## SHORT TASK
Read the data and repeat all of it exactly.

[Stored entries]
########################################

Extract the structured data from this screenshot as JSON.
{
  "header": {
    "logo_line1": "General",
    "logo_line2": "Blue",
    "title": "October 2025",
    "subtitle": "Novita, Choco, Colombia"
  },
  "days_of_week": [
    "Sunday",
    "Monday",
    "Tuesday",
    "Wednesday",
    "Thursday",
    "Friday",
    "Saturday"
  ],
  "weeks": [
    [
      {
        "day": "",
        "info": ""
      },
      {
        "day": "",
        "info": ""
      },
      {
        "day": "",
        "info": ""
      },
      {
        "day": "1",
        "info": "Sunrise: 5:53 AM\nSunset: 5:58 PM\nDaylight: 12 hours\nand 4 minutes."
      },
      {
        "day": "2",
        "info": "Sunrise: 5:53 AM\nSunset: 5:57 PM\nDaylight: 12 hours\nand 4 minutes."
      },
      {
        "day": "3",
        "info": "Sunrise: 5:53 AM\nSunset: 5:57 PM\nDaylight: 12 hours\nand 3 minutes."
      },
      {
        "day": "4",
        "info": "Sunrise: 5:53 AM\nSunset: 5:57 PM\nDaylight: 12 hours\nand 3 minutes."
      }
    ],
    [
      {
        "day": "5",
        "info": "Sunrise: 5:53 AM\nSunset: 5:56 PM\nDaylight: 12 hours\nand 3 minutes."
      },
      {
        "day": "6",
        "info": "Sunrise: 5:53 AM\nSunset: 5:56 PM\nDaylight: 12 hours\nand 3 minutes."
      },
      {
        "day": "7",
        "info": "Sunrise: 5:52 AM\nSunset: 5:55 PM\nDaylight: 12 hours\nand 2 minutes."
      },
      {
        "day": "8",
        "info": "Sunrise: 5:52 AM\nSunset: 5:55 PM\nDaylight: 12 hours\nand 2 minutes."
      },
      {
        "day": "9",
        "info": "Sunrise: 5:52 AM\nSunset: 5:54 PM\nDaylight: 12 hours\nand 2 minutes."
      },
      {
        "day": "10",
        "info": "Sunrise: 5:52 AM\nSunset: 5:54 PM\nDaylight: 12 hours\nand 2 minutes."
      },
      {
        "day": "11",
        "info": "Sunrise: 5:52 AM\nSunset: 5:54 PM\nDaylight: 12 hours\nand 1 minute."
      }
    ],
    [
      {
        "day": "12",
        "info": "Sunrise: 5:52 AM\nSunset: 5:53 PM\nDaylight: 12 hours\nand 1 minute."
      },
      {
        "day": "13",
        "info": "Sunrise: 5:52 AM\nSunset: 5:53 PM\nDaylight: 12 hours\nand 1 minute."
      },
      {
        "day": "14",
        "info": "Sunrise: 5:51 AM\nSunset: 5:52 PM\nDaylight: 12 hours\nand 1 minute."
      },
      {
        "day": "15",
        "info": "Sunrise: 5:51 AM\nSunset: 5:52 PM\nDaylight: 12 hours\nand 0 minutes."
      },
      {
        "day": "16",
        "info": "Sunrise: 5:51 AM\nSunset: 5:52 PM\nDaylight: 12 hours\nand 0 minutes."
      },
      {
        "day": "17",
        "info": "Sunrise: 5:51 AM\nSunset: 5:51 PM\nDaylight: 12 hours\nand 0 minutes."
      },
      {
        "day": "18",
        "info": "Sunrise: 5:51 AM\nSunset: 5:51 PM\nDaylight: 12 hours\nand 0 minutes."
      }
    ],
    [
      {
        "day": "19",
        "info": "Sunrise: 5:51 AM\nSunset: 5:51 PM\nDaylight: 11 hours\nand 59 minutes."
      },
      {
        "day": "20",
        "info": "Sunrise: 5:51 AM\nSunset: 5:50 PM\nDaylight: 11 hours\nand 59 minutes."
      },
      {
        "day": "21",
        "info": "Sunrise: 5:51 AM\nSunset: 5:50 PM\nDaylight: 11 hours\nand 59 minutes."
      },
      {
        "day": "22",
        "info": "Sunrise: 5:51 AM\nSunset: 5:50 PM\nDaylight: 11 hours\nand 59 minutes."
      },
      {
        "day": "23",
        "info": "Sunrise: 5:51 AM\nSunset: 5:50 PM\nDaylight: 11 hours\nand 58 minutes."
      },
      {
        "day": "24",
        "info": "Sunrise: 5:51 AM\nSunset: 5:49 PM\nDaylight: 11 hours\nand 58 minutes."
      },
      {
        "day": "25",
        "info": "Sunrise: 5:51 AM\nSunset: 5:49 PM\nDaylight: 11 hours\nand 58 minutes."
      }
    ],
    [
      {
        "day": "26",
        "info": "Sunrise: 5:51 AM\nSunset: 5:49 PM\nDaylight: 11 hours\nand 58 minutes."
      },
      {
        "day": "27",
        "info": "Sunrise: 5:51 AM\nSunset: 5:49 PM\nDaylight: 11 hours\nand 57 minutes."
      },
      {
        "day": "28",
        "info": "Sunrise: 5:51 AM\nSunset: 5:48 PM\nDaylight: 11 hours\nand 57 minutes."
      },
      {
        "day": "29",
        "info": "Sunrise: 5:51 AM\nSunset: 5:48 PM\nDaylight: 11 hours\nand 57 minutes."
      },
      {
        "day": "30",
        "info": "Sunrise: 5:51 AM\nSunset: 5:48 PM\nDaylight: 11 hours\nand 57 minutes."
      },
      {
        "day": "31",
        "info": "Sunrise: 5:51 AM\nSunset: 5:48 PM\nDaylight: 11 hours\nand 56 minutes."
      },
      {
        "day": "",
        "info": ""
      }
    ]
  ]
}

########################################

## CORRECT RESPONSE
Extract the structured data from this screenshot as JSON.
{
  "header": {
    "logo_line1": "General",
    "logo_line2": "Blue",
    "title": "October 2025",
    "subtitle": "Novita, Choco, Colombia"
  },
  "days_of_week": [
    "Sunday",
    "Monday",
    "Tuesday",
    "Wednesday",
    "Thursday",
    "Friday",
    "Saturday"
  ],
  "weeks": [
    [
      {
        "day": "",
        "info": ""
      },
      {
        "day": "",
        "info": ""
      },
      {
        "day": "",
        "info": ""
      },
      {
        "day": "1",
        "info": "Sunrise: 5:53 AM\nSunset: 5:58 PM\nDaylight: 12 hours\nand 4 minutes."
      },
      {
        "day": "2",
        "info": "Sunrise: 5:53 AM\nSunset: 5:57 PM\nDaylight: 12 hours\nand 4 minutes."
      },
      {
        "day": "3",
        "info": "Sunrise: 5:53 AM\nSunset: 5:57 PM\nDaylight: 12 hours\nand 3 minutes."
      },
      {
        "day": "4",
        "info": "Sunrise: 5:53 AM\nSunset: 5:57 PM\nDaylight: 12 hours\nand 3 minutes."
      }
    ],
    [
      {
        "day": "5",
        "info": "Sunrise: 5:53 AM\nSunset: 5:56 PM\nDaylight: 12 hours\nand 3 minutes."
      },
      {
        "day": "6",
        "info": "Sunrise: 5:53 AM\nSunset: 5:56 PM\nDaylight: 12 hours\nand 3 minutes."
      },
      {
        "day": "7",
        "info": "Sunrise: 5:52 AM\nSunset: 5:55 PM\nDaylight: 12 hours\nand 2 minutes."
      },
      {
        "day": "8",
        "info": "Sunrise: 5:52 AM\nSunset: 5:55 PM\nDaylight: 12 hours\nand 2 minutes."
      },
      {
        "day": "9",
        "info": "Sunrise: 5:52 AM\nSunset: 5:54 PM\nDaylight: 12 hours\nand 2 minutes."
      },
      {
        "day": "10",
        "info": "Sunrise: 5:52 AM\nSunset: 5:54 PM\nDaylight: 12 hours\nand 2 minutes."
      },
      {
        "day": "11",
        "info": "Sunrise: 5:52 AM\nSunset: 5:54 PM\nDaylight: 12 hours\nand 1 minute."
      }
    ],
    [
      {
        "day": "12",
        "info": "Sunrise: 5:52 AM\nSunset: 5:53 PM\nDaylight: 12 hours\nand 1 minute."
      },
      {
        "day": "13",
        "info": "Sunrise: 5:52 AM\nSunset: 5:53 PM\nDaylight: 12 hours\nand 1 minute."
      },
      {
        "day": "14",
        "info": "Sunrise: 5:51 AM\nSunset: 5:52 PM\nDaylight: 12 hours\nand 1 minute."
      },
      {
        "day": "15",
        "info": "Sunrise: 5:51 AM\nSunset: 5:52 PM\nDaylight: 12 hours\nand 0 minutes."
      },
      {
        "day": "16",
        "info": "Sunrise: 5:51 AM\nSunset: 5:52 PM\nDaylight: 12 hours\nand 0 minutes."
      },
      {
        "day": "17",
        "info": "Sunrise: 5:51 AM\nSunset: 5:51 PM\nDaylight: 12 hours\nand 0 minutes."
      },
      {
        "day": "18",
        "info": "Sunrise: 5:51 AM\nSunset: 5:51 PM\nDaylight: 12 hours\nand 0 minutes."
      }
    ],
    [
      {
        "day": "19",
        "info": "Sunrise: 5:51 AM\nSunset: 5:51 PM\nDaylight: 11 hours\nand 59 minutes."
      },
      {
        "day": "20",
        "info": "Sunrise: 5:51 AM\nSunset: 5:50 PM\nDaylight: 11 hours\nand 59 minutes."
      },
      {
        "day": "21",
        "info": "Sunrise: 5:51 AM\nSunset: 5:50 PM\nDaylight: 11 hours\nand 59 minutes."
      },
      {
        "day": "22",
        "info": "Sunrise: 5:51 AM\nSunset: 5:50 PM\nDaylight: 11 hours\nand 59 minutes."
      },
      {
        "day": "23",
        "info": "Sunrise: 5:51 AM\nSunset: 5:50 PM\nDaylight: 11 hours\nand 58 minutes."
      },
      {
        "day": "24",
        "info": "Sunrise: 5:51 AM\nSunset: 5:49 PM\nDaylight: 11 hours\nand 58 minutes."
      },
      {
        "day": "25",
        "info": "Sunrise: 5:51 AM\nSunset: 5:49 PM\nDaylight: 11 hours\nand 58 minutes."
      }
    ],
    [
      {
        "day": "26",
        "info": "Sunrise: 5:51 AM\nSunset: 5:49 PM\nDaylight: 11 hours\nand 58 minutes."
      },
      {
        "day": "27",
        "info": "Sunrise: 5:51 AM\nSunset: 5:49 PM\nDaylight: 11 hours\nand 57 minutes."
      },
      {
        "day": "28",
        "info": "Sunrise: 5:51 AM\nSunset: 5:48 PM\nDaylight: 11 hours\nand 57 minutes."
      },
      {
        "day": "29",
        "info": "Sunrise: 5:51 AM\nSunset: 5:48 PM\nDaylight: 11 hours\nand 57 minutes."
      },
      {
        "day": "30",
        "info": "Sunrise: 5:51 AM\nSunset: 5:48 PM\nDaylight: 11 hours\nand 57 minutes."
      },
      {
        "day": "31",
        "info": "Sunrise: 5:51 AM\nSunset: 5:48 PM\nDaylight: 11 hours\nand 56 minutes."
      },
      {
        "day": "",
        "info": ""
      }
    ]
  ]
}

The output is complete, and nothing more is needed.